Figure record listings
::::::::::
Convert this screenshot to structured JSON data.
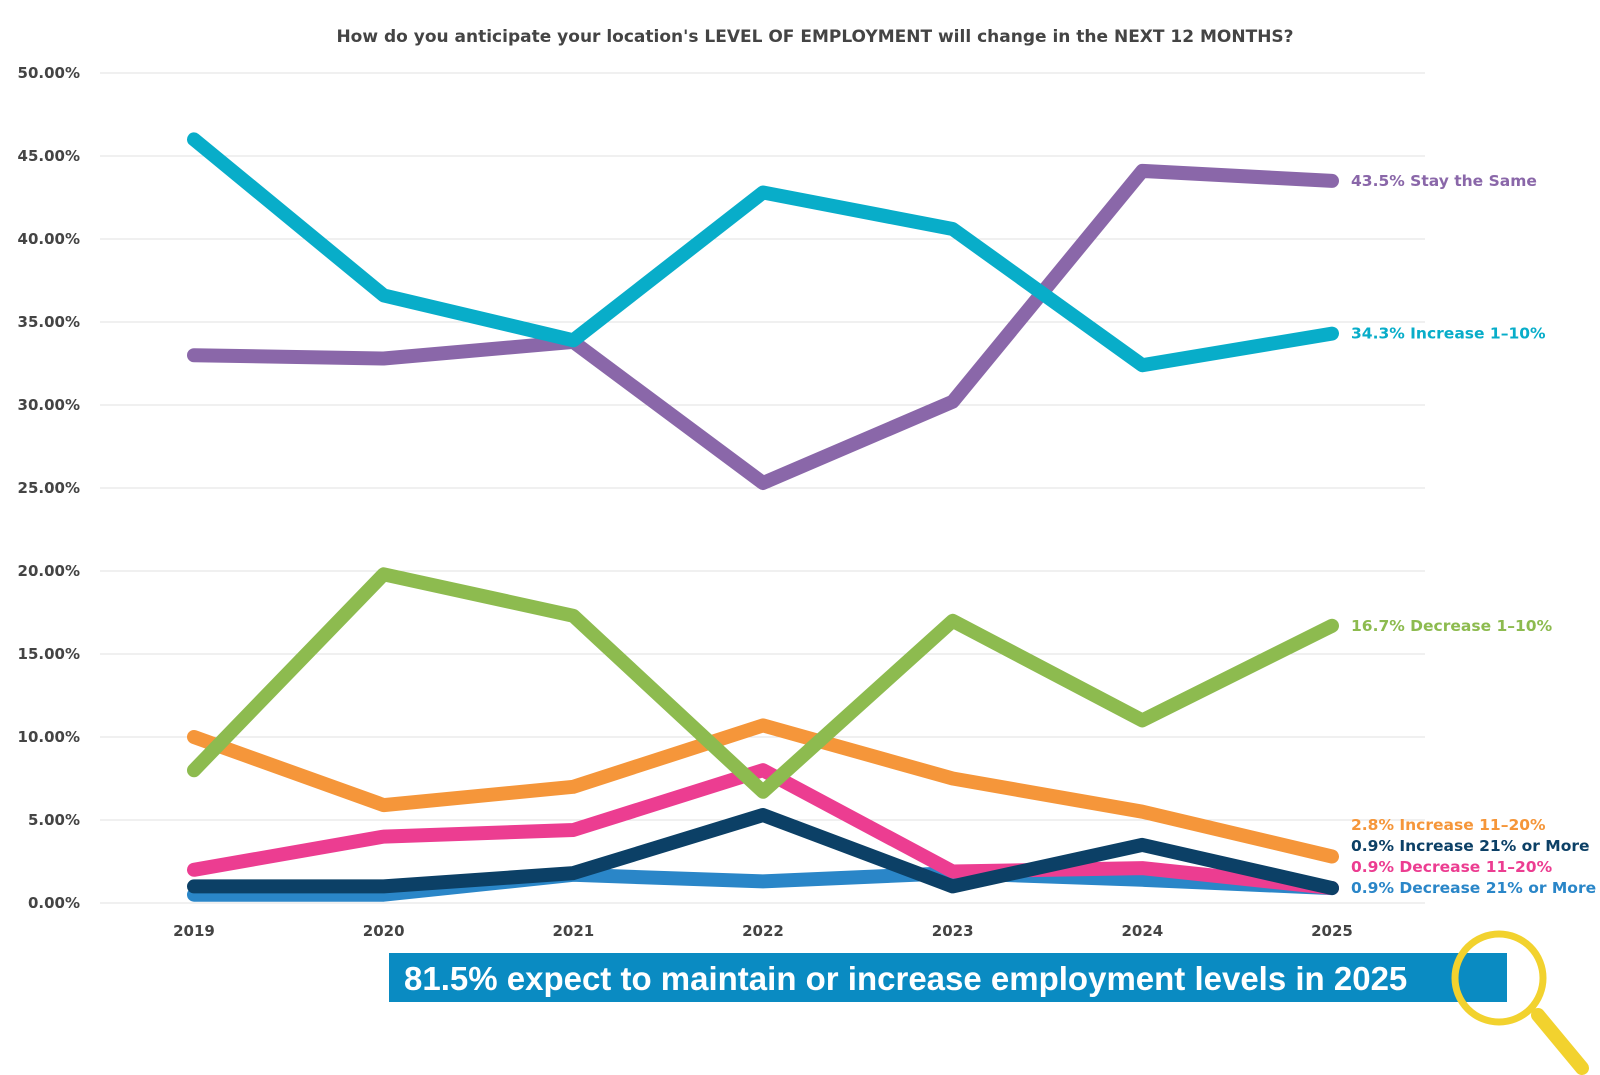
{
  "chart_data": {
    "type": "line",
    "title": "How do you anticipate your location's LEVEL OF EMPLOYMENT will change in the NEXT 12 MONTHS?",
    "xlabel": "",
    "ylabel": "",
    "ylim": [
      0,
      50
    ],
    "y_ticks": [
      "0.00%",
      "5.00%",
      "10.00%",
      "15.00%",
      "20.00%",
      "25.00%",
      "30.00%",
      "35.00%",
      "40.00%",
      "45.00%",
      "50.00%"
    ],
    "categories": [
      "2019",
      "2020",
      "2021",
      "2022",
      "2023",
      "2024",
      "2025"
    ],
    "grid": true,
    "series": [
      {
        "name": "Decrease 21% or More",
        "color": "#2a86c8",
        "values": [
          0.5,
          0.5,
          1.7,
          1.3,
          1.8,
          1.4,
          0.9
        ],
        "label": "0.9% Decrease 21% or More"
      },
      {
        "name": "Decrease 11–20%",
        "color": "#ec3d91",
        "values": [
          2.0,
          4.0,
          4.4,
          8.0,
          1.9,
          2.1,
          0.9
        ],
        "label": "0.9% Decrease 11–20%"
      },
      {
        "name": "Increase 21% or More",
        "color": "#0c4066",
        "values": [
          1.0,
          1.0,
          1.8,
          5.3,
          1.0,
          3.5,
          0.9
        ],
        "label": "0.9% Increase 21% or More"
      },
      {
        "name": "Increase 11–20%",
        "color": "#f5963a",
        "values": [
          10.0,
          5.9,
          7.0,
          10.7,
          7.5,
          5.5,
          2.8
        ],
        "label": "2.8% Increase 11–20%"
      },
      {
        "name": "Decrease 1–10%",
        "color": "#8dbb4f",
        "values": [
          8.0,
          19.8,
          17.3,
          6.7,
          17.0,
          11.0,
          16.7
        ],
        "label": "16.7% Decrease 1–10%"
      },
      {
        "name": "Stay the Same",
        "color": "#8a67a9",
        "values": [
          33.0,
          32.8,
          33.8,
          25.3,
          30.2,
          44.1,
          43.5
        ],
        "label": "43.5% Stay the Same"
      },
      {
        "name": "Increase 1–10%",
        "color": "#08adc9",
        "values": [
          46.0,
          36.6,
          33.9,
          42.8,
          40.6,
          32.4,
          34.3
        ],
        "label": "34.3% Increase 1–10%"
      }
    ],
    "annotation": "81.5% expect to maintain or increase employment levels in 2025"
  },
  "colors": {
    "banner": "#0a8bc2",
    "magnifier": "#f2d22e",
    "grid": "#e0e0e0",
    "axis_text": "#444444"
  },
  "icons": {
    "magnifier": "magnifying-glass-icon"
  }
}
::::::::::
**EXERCISE TASK**
Check each line of the records for the string "Same" and state how many lines contain it. Give only the number.

**RESULT OF THE TASK**
2